The records that follow are to be repeated without alteration.

▸ Input data:

+--

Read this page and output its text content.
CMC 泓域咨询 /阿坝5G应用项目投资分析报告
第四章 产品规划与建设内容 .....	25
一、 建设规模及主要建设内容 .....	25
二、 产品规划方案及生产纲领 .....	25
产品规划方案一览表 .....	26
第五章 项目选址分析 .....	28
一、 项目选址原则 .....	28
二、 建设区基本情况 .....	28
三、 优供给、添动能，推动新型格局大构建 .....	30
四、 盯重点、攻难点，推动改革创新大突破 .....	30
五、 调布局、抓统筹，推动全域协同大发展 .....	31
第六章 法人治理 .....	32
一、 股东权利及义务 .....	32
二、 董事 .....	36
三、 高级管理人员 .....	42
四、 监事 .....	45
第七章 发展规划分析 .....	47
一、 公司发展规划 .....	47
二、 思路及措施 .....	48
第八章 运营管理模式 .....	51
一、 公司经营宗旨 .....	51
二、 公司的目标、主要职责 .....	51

+--

▸ Solved problem:
Read this page and output its text content.
CMC 泓域咨询 /阿坝5G应用项目投资分析报告
第四章 产品规划与建设内容 .....	25
一、 建设规模及主要建设内容 .....	25
二、 产品规划方案及生产纲领 .....	25
产品规划方案一览表 .....	26
第五章 项目选址分析 .....	28
一、 项目选址原则 .....	28
二、 建设区基本情况 .....	28
三、 优供给、添动能，推动新型格局大构建 .....	30
四、 盯重点、攻难点，推动改革创新大突破 .....	30
五、 调布局、抓统筹，推动全域协同大发展 .....	31
第六章 法人治理 .....	32
一、 股东权利及义务 .....	32
二、 董事 .....	36
三、 高级管理人员 .....	42
四、 监事 .....	45
第七章 发展规划分析 .....	47
一、 公司发展规划 .....	47
二、 思路及措施 .....	48
第八章 运营管理模式 .....	51
一、 公司经营宗旨 .....	51
二、 公司的目标、主要职责 .....	51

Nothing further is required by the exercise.